** start **

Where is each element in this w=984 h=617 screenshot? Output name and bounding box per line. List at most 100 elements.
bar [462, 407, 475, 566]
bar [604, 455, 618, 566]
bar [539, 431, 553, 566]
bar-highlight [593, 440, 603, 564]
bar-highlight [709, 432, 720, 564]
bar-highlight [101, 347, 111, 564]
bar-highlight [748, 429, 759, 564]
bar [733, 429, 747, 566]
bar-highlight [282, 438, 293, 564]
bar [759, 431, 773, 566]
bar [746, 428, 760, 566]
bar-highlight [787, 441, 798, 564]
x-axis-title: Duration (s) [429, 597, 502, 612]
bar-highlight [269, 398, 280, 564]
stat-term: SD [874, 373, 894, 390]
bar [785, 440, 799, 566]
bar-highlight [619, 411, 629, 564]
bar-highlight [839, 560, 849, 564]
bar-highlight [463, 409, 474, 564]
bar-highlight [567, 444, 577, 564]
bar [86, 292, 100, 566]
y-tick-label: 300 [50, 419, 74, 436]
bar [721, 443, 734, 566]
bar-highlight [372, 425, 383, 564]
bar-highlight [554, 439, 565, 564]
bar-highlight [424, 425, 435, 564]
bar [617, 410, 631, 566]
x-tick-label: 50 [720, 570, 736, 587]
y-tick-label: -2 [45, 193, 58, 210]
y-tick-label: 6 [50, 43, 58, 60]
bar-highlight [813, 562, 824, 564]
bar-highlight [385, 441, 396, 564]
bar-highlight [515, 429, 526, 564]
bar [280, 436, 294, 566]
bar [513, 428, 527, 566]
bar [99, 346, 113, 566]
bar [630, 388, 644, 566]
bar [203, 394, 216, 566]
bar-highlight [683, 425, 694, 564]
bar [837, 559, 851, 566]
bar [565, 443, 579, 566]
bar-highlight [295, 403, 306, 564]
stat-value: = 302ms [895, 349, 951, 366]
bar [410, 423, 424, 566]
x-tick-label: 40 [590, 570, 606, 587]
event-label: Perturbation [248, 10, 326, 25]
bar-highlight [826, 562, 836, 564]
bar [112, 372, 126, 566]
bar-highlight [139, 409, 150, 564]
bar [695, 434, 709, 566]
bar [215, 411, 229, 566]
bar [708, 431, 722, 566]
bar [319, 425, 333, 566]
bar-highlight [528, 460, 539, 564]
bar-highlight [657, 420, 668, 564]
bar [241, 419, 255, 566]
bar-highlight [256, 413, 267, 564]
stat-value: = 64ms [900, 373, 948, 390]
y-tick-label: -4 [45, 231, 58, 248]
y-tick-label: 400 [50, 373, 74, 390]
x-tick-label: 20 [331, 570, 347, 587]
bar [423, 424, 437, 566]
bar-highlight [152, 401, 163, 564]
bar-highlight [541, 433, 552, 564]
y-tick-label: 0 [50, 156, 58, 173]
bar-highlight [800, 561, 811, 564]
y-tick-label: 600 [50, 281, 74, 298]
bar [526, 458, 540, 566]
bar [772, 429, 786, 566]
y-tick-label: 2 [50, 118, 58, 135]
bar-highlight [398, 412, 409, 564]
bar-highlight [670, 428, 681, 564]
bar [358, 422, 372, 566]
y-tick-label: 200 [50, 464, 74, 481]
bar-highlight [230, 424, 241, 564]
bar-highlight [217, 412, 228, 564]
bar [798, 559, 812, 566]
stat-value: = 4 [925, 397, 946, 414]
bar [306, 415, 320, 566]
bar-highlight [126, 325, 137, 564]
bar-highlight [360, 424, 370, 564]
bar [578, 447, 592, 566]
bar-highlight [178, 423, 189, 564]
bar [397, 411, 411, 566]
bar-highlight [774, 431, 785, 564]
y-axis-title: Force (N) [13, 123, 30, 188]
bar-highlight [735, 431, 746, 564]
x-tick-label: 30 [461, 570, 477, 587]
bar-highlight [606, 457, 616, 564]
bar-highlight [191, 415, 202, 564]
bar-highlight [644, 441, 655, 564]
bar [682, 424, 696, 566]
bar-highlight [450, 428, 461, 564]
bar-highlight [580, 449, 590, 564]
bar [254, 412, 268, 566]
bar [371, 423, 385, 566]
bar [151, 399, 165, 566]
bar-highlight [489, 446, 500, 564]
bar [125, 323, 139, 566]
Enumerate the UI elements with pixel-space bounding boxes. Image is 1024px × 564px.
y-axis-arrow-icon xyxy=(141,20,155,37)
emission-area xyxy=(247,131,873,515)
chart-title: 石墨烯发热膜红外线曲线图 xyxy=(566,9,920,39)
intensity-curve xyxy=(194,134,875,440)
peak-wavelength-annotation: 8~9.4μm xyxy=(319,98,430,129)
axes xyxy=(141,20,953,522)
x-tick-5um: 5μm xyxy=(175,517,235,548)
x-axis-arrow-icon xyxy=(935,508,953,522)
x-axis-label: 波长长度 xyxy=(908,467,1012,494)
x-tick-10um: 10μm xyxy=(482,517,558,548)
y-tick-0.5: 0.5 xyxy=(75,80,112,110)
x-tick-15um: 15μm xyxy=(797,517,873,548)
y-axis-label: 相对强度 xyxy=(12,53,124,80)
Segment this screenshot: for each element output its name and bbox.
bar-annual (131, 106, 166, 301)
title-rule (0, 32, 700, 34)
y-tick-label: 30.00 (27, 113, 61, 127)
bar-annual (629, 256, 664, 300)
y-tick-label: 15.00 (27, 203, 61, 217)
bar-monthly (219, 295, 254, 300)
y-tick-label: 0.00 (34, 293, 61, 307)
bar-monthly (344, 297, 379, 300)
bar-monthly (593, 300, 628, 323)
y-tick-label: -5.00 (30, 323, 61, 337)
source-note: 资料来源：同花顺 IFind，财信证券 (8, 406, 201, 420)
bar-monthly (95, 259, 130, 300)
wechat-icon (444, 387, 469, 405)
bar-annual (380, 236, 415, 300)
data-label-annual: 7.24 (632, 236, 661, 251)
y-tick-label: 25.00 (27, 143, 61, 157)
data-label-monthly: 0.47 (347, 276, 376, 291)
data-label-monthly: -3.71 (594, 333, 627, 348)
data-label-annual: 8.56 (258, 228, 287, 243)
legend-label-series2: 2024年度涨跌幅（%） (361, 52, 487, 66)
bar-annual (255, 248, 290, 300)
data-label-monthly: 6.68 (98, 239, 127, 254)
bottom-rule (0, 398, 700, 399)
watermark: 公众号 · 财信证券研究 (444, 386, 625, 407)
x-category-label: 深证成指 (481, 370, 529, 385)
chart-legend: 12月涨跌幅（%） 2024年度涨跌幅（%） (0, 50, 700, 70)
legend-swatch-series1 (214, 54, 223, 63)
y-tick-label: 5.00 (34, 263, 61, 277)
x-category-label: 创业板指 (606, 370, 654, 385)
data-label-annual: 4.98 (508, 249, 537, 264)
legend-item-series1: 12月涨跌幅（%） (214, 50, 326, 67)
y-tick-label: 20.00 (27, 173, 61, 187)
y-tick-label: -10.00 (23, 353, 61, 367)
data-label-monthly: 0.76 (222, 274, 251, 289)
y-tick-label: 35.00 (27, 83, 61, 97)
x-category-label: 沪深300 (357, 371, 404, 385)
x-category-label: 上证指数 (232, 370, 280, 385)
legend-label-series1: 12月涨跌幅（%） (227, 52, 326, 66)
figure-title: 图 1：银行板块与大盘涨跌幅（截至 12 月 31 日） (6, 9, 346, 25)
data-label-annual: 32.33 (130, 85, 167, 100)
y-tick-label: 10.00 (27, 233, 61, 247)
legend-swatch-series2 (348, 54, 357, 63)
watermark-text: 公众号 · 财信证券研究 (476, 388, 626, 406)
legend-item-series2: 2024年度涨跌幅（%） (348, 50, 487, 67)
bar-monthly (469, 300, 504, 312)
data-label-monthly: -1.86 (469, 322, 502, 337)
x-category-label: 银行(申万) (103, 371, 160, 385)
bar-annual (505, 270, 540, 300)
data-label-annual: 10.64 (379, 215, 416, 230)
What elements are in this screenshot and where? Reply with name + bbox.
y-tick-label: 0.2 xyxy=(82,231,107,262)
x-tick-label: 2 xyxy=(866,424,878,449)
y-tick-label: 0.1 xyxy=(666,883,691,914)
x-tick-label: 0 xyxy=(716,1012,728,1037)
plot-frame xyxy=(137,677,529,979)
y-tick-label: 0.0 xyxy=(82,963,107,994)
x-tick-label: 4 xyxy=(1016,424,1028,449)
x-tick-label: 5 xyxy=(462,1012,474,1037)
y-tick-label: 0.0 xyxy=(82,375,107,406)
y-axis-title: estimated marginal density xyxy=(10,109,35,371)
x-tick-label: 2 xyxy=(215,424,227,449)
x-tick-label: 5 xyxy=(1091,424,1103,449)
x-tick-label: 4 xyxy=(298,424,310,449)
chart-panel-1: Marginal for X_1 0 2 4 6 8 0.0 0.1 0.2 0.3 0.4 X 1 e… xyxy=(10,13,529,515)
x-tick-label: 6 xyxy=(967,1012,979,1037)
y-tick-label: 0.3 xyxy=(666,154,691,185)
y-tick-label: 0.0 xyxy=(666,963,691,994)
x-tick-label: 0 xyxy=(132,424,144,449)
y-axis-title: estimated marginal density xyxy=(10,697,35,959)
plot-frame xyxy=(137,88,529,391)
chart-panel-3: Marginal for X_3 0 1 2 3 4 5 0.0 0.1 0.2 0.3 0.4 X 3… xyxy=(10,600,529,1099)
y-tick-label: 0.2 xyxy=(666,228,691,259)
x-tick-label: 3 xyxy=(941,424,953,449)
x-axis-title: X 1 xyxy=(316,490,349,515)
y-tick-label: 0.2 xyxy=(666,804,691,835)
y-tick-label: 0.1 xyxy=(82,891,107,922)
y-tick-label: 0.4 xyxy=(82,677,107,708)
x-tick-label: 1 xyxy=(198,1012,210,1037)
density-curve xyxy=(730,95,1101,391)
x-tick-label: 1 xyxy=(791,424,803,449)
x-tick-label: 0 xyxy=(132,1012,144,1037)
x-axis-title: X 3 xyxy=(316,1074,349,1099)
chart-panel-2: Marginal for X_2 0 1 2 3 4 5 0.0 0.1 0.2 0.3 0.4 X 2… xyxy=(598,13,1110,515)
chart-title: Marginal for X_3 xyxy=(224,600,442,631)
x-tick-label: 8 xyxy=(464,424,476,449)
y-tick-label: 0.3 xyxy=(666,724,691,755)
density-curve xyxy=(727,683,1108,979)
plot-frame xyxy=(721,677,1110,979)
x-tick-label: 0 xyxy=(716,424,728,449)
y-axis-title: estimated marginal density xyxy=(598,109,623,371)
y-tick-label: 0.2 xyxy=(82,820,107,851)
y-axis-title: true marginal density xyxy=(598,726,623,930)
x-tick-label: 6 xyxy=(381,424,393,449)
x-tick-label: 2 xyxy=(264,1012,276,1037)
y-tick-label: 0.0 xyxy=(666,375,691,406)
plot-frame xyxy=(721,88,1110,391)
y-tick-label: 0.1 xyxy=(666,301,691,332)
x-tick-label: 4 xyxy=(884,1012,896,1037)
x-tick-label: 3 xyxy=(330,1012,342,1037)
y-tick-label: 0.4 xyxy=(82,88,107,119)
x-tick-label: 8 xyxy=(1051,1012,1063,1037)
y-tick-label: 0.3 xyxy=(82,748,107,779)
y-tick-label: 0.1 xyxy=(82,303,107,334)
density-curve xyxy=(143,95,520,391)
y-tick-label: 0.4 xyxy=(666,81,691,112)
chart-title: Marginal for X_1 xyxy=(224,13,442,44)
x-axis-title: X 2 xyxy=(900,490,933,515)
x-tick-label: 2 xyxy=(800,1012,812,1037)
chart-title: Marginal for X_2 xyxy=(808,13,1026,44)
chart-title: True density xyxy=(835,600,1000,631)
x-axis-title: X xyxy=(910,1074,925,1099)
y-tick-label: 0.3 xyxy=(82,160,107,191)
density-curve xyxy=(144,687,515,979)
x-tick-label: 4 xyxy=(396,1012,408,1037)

** end **

TASK REQUIREMENTS. Quote the listing above word for word, starting at its first line and ending at the line that contains "bar-highlight [826, 562, 836, 564]", with both of those lines included.

REPLY.
Where is each element in this w=984 h=617 screenshot? Output name and bounding box per line. List at most 100 elements.
bar [462, 407, 475, 566]
bar [604, 455, 618, 566]
bar [539, 431, 553, 566]
bar-highlight [593, 440, 603, 564]
bar-highlight [709, 432, 720, 564]
bar-highlight [101, 347, 111, 564]
bar-highlight [748, 429, 759, 564]
bar [733, 429, 747, 566]
bar-highlight [282, 438, 293, 564]
bar [759, 431, 773, 566]
bar [746, 428, 760, 566]
bar-highlight [787, 441, 798, 564]
x-axis-title: Duration (s) [429, 597, 502, 612]
bar-highlight [269, 398, 280, 564]
stat-term: SD [874, 373, 894, 390]
bar [785, 440, 799, 566]
bar-highlight [619, 411, 629, 564]
bar-highlight [839, 560, 849, 564]
bar-highlight [463, 409, 474, 564]
bar-highlight [567, 444, 577, 564]
bar [86, 292, 100, 566]
y-tick-label: 300 [50, 419, 74, 436]
bar [721, 443, 734, 566]
bar-highlight [372, 425, 383, 564]
bar-highlight [554, 439, 565, 564]
bar-highlight [424, 425, 435, 564]
bar [617, 410, 631, 566]
x-tick-label: 50 [720, 570, 736, 587]
y-tick-label: -2 [45, 193, 58, 210]
y-tick-label: 6 [50, 43, 58, 60]
bar-highlight [813, 562, 824, 564]
bar-highlight [385, 441, 396, 564]
bar-highlight [515, 429, 526, 564]
bar [280, 436, 294, 566]
bar [513, 428, 527, 566]
bar [99, 346, 113, 566]
bar [630, 388, 644, 566]
bar [203, 394, 216, 566]
bar-highlight [683, 425, 694, 564]
bar [837, 559, 851, 566]
bar [565, 443, 579, 566]
bar-highlight [295, 403, 306, 564]
stat-value: = 302ms [895, 349, 951, 366]
bar [410, 423, 424, 566]
x-tick-label: 40 [590, 570, 606, 587]
event-label: Perturbation [248, 10, 326, 25]
bar-highlight [826, 562, 836, 564]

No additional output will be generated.